## START INPUT ROWS

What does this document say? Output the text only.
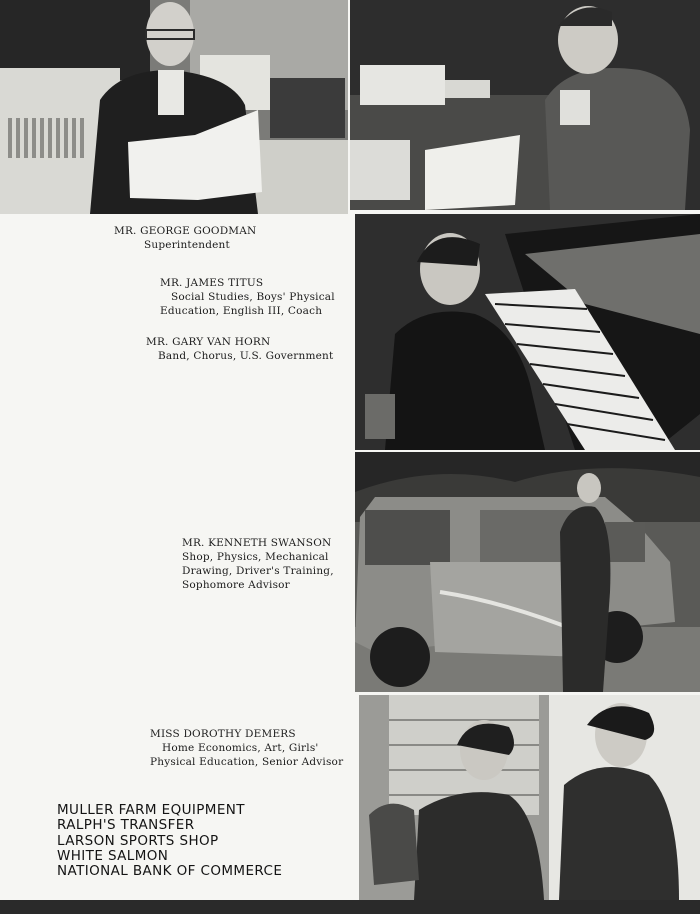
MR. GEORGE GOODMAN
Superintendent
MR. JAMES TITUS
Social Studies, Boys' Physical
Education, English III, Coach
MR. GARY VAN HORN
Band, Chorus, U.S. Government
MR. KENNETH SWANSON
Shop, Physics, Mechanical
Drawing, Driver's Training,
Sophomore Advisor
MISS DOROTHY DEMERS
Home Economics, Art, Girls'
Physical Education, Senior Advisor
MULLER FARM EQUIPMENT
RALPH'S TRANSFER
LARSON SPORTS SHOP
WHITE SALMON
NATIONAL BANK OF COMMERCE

## END INPUT ROWS

### WHAT THIS TASK INVOLVES
Each line holding "Education" must be found and copied.

### TASK OUTPUT
Education, English III, Coach
Physical Education, Senior Advisor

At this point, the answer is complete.